From the FRS 102 adoption notice below, copy word for word the passage that begins with "Moneysupermarket Annual General" and ends with "Republic of Ireland.".
** begin DOCUMENT EXCERPT **
Moneysupermarket Annual General Meeting 2016


Adoption of Financial Reporting Standard (FRS) 102 The Financial Reporting Standard applicable in the UK and Republic of Ireland.

Following the publication of FRS 100 Application of Financial Reporting Requirements by the Financial Reporting Council, Moneysupermarket.com Group PLC was required to change its accounting framework for its company only financial statements, which was UK GAAP, for its financial year commencing 1 January 2015. The Board considered that it was in the best interests of the group for Moneysupermarket.com Group PLC to adopt FRS 102 The Financial Reporting Standard applicable in the UK and Republic of Ireland for the year ended 31 December 2015 financial statements and will continue to adopt FRS 102 for the year ending 31 December 2016 financial statements. The Board has applied and will continue to apply for future financial years the available reduced disclosure provisions within the standard. No disclosures in the 31 December 2014 UK GAAP financial statements were omitted on adoption of FRS 102 or will be further omitted in the 31 December 2016 financial statements. A shareholder or shareholders holding in aggregate 5% or more of the total allotted shares in Moneysupermarket.com Group PLC may serve objections to the use of the disclosure exemptions for the financial year ending 31 December 2016 in writing to the Company Secretary, Moneysupermarket House, St. David's Park, Ewloe, Chester, CH5 3UZ not later than 30 June 2016.
** end DOCUMENT EXCERPT **
** begin STORED ROWS **
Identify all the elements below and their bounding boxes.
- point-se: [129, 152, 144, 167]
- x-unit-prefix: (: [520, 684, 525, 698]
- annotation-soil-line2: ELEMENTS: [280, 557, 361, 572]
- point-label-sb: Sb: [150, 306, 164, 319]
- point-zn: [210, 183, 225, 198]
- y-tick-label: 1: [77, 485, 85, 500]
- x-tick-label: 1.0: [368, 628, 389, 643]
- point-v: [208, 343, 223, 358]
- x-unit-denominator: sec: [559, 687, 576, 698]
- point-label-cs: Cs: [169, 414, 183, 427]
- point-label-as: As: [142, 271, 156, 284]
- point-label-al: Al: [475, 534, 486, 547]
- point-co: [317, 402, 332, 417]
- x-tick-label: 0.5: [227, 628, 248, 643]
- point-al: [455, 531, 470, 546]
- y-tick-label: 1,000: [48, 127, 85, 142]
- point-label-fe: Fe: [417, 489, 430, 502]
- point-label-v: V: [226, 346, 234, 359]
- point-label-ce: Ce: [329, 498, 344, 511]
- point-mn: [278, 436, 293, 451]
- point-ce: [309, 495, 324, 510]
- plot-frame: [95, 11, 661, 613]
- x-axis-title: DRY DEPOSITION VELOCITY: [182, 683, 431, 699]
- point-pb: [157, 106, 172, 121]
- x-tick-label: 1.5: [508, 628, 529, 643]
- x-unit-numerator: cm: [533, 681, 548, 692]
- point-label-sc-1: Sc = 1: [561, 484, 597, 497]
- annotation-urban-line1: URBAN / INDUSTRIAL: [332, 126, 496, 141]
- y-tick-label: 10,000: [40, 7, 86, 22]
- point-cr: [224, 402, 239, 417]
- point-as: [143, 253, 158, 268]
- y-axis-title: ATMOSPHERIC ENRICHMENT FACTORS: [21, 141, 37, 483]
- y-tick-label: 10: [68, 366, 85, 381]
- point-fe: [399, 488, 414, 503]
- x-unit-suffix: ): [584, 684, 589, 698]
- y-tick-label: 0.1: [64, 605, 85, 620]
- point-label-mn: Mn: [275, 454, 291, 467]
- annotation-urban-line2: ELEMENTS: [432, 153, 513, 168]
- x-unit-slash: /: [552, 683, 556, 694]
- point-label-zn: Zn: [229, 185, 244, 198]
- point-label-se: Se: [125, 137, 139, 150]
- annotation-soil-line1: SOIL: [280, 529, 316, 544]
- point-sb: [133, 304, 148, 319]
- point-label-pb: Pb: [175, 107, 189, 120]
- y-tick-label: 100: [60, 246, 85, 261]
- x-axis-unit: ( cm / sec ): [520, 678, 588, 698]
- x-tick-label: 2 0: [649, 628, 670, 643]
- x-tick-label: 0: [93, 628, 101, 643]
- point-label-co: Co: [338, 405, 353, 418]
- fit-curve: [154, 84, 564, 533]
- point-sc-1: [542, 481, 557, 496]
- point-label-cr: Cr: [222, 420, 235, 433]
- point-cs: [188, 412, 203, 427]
** end STORED ROWS **
▸ EXERCISE RESPONSE
Moneysupermarket Annual General Meeting 2016


Adoption of Financial Reporting Standard (FRS) 102 The Financial Reporting Standard applicable in the UK and Republic of Ireland.